*Challenge*:
Report how many lines in the records below contain the word "detached". Give only the number.

*Given records*:
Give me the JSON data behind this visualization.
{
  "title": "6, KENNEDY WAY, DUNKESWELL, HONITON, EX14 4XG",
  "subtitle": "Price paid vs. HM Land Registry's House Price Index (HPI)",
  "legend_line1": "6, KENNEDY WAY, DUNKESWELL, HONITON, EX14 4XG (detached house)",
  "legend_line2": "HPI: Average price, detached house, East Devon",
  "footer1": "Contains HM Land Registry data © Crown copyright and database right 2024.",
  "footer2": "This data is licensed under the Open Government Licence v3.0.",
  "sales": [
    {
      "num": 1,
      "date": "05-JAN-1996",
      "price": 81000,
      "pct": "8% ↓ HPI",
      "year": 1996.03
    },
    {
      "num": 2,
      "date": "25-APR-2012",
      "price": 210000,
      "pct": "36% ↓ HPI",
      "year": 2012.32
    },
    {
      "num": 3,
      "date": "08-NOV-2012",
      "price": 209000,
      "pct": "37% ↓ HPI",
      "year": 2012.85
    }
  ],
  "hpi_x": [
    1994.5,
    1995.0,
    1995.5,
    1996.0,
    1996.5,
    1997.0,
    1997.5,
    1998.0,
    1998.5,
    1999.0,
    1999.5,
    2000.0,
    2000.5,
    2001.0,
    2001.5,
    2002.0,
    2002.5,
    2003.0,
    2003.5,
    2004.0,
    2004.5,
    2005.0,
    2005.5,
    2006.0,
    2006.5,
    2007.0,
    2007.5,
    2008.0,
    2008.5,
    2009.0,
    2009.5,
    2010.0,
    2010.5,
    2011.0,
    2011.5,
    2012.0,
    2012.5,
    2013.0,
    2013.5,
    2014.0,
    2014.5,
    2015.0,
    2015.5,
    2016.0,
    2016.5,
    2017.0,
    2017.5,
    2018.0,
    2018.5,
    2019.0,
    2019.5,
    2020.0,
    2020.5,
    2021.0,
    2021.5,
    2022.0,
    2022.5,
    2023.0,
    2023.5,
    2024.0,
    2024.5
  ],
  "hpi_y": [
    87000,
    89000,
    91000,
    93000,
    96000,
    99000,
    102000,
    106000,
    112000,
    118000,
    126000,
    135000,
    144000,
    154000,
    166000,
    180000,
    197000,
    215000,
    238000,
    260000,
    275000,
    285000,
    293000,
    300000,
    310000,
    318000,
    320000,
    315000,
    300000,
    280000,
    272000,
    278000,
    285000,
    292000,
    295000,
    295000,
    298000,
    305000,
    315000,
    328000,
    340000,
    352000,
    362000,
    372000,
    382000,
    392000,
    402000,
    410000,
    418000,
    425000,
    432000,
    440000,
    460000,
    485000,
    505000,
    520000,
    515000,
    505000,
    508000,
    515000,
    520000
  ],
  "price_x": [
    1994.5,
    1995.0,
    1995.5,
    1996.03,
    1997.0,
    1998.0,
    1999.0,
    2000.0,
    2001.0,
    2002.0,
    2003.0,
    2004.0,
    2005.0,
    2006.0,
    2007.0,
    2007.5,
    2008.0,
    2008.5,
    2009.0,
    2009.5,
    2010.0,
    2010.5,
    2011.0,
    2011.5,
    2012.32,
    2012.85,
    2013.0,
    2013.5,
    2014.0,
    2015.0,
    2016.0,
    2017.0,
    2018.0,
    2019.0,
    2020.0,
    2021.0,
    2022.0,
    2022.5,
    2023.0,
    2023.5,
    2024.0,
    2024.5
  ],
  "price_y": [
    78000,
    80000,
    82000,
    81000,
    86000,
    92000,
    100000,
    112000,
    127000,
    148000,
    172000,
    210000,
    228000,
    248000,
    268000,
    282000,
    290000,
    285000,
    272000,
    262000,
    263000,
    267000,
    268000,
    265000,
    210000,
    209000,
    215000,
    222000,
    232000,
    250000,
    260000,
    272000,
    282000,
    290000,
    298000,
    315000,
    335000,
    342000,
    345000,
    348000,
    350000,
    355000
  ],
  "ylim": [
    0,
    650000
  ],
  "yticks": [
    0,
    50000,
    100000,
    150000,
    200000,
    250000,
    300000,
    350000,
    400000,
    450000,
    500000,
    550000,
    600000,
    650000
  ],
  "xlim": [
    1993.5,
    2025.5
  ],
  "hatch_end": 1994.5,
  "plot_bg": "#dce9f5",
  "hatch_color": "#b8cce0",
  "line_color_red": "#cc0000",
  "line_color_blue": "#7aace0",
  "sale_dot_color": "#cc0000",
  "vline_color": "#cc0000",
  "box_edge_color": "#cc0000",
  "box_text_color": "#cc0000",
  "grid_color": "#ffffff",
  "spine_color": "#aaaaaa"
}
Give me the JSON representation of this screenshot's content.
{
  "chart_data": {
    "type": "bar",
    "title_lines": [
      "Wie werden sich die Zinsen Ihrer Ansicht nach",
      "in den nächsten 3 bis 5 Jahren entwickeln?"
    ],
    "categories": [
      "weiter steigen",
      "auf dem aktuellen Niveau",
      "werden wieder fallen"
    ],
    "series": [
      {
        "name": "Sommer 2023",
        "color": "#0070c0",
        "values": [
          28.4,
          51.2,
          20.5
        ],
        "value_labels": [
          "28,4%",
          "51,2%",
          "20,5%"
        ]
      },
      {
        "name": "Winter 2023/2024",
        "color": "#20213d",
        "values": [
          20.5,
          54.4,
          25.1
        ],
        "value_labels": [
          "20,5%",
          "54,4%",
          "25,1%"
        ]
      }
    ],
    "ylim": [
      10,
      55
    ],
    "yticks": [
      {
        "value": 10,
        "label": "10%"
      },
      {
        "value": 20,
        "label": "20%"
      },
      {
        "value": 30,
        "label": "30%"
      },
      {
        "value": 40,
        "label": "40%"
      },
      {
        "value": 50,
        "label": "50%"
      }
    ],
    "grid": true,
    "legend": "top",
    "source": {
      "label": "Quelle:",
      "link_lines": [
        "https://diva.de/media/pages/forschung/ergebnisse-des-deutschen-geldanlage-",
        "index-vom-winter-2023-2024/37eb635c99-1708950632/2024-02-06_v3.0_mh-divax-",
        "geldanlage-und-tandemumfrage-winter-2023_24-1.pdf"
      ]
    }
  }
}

*Full response*:
2